> Data section
========
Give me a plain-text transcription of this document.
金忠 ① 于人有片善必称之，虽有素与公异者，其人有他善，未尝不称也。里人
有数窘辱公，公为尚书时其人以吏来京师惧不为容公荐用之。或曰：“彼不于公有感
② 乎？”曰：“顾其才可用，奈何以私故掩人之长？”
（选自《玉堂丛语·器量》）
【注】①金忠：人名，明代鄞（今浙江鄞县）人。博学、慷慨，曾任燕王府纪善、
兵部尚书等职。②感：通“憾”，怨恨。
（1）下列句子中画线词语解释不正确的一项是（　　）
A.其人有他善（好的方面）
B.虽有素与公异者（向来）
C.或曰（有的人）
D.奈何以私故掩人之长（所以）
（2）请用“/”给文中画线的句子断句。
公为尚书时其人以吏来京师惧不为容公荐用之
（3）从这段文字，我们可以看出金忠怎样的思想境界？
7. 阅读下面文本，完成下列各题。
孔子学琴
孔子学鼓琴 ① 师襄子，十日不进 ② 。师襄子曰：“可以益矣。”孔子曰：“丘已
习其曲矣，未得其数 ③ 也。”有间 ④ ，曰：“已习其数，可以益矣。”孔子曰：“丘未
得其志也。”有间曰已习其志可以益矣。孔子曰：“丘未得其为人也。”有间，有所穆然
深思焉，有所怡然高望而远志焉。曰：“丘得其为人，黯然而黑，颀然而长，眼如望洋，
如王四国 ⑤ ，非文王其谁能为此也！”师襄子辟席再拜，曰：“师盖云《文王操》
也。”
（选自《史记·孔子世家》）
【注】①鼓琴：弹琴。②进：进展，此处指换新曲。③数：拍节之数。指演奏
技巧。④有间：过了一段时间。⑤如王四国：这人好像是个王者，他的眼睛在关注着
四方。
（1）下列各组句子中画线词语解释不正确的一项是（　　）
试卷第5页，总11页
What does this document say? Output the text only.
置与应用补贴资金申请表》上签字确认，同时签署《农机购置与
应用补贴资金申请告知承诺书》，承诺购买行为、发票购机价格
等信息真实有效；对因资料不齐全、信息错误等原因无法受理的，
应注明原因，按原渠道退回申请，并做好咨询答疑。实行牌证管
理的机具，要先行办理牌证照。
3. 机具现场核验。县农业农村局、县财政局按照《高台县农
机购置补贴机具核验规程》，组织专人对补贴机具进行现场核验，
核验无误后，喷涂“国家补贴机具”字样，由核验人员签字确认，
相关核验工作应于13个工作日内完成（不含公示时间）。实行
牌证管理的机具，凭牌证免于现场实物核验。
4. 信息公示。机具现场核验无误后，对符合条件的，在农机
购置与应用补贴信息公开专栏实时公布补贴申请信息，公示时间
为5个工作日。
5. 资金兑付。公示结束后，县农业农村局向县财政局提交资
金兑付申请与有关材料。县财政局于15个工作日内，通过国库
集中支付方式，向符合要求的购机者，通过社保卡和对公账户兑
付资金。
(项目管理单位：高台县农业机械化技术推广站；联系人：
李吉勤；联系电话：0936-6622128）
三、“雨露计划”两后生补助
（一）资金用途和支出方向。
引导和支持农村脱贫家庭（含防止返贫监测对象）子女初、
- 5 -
========
> To do
A number is the only answer here: how many lines of the material above contain "text"?

> Answer to this task
2